■ **To do**: Write out every line below that includes the word "Grimes".

[Collected data]
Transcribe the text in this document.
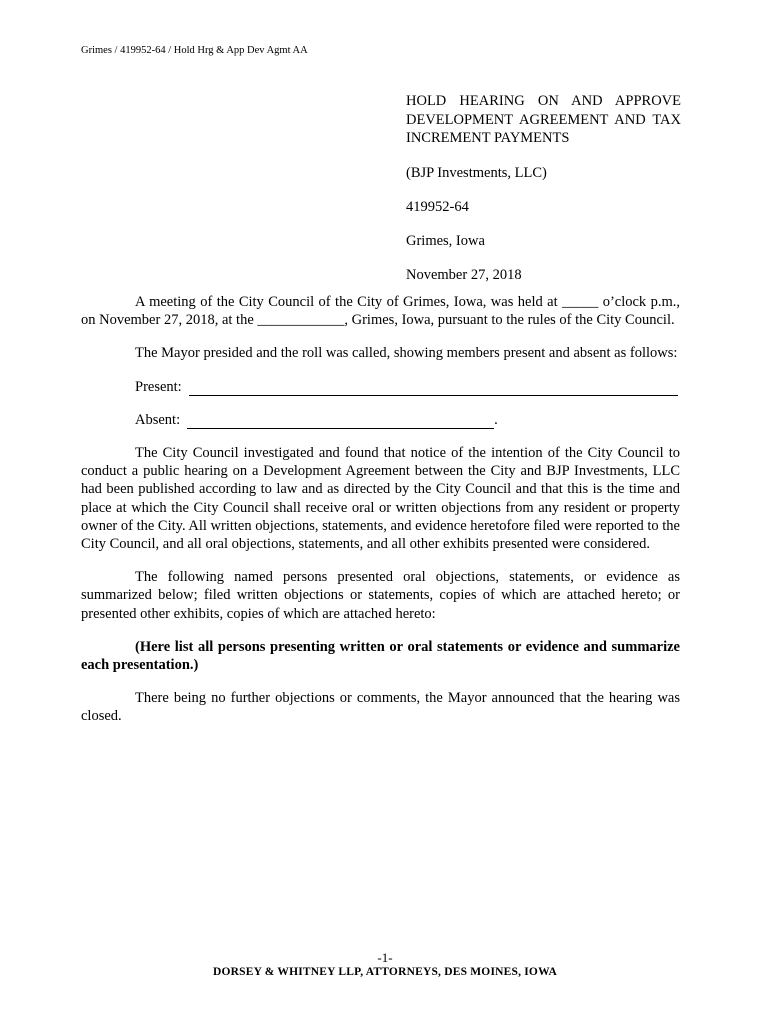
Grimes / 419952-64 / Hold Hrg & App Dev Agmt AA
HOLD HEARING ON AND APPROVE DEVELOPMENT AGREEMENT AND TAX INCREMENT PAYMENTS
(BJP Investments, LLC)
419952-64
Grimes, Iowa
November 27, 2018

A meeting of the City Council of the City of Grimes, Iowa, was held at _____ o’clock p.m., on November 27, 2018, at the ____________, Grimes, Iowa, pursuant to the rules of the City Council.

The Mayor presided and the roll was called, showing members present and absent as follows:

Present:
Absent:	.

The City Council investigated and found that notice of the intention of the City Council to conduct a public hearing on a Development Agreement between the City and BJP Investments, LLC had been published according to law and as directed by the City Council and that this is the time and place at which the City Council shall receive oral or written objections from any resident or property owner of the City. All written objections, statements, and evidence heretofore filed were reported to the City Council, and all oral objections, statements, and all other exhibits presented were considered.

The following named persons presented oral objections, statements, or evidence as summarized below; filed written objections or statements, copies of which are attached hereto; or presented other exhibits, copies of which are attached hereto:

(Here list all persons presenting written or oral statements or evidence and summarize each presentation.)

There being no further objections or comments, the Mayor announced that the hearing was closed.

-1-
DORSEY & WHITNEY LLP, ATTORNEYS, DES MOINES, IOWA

---

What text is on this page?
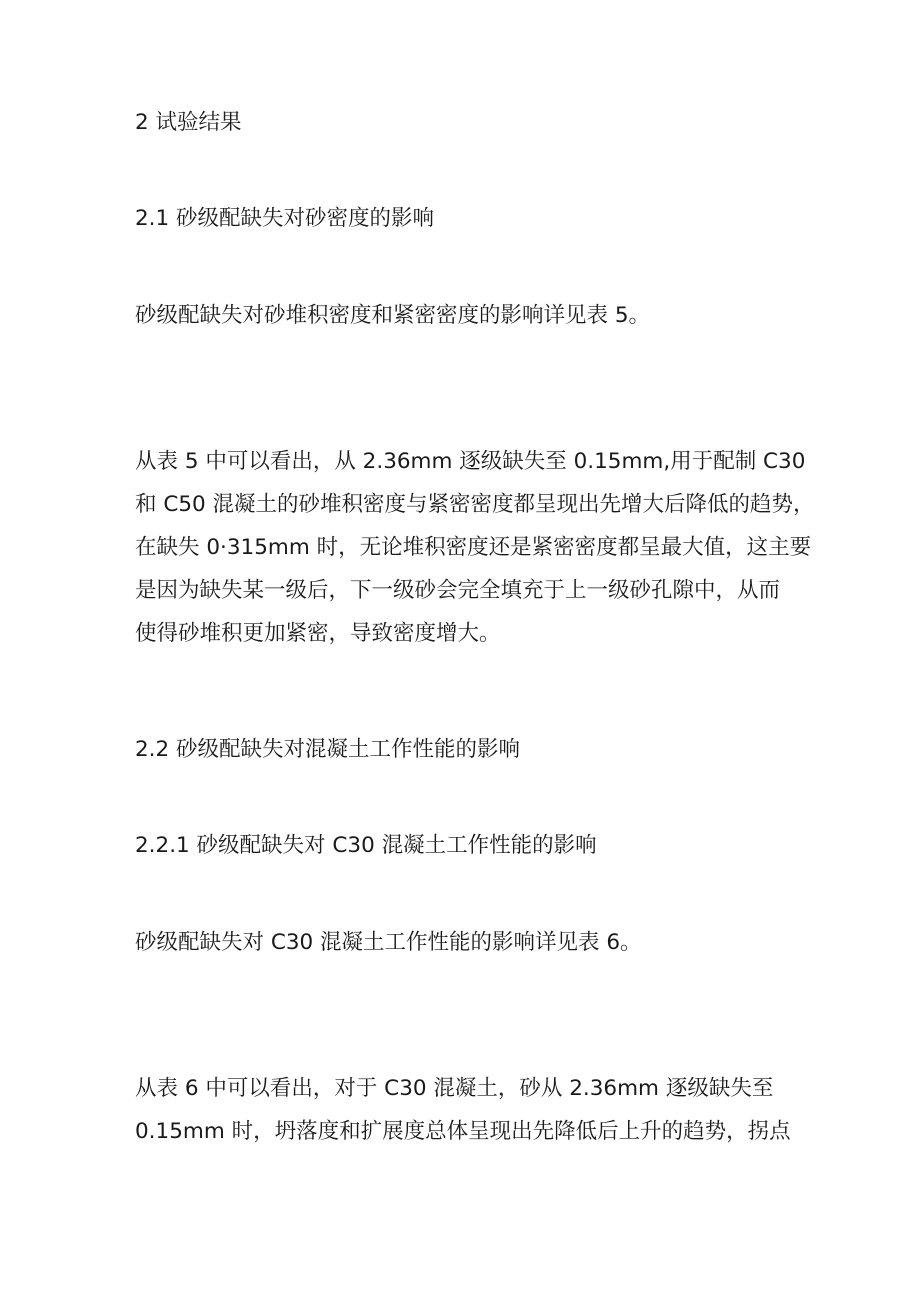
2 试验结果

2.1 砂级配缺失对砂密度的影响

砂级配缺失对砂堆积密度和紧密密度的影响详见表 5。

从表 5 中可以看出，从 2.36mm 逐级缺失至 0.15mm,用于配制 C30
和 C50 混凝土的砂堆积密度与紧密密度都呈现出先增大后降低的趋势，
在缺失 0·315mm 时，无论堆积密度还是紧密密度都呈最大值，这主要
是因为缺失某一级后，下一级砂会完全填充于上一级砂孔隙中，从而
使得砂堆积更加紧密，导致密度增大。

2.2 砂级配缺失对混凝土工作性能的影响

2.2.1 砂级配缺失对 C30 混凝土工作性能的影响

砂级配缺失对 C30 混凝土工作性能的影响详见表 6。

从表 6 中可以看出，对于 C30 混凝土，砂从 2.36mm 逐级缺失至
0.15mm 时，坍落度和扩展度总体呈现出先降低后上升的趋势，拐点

■ **Right answer**:
Grimes / 419952-64 / Hold Hrg & App Dev Agmt AA
Grimes, Iowa
A meeting of the City Council of the City of Grimes, Iowa, was held at _____ o’clock p.m., on November 27, 2018, at the ____________, Grimes, Iowa, pursuant to the rules of the City Council.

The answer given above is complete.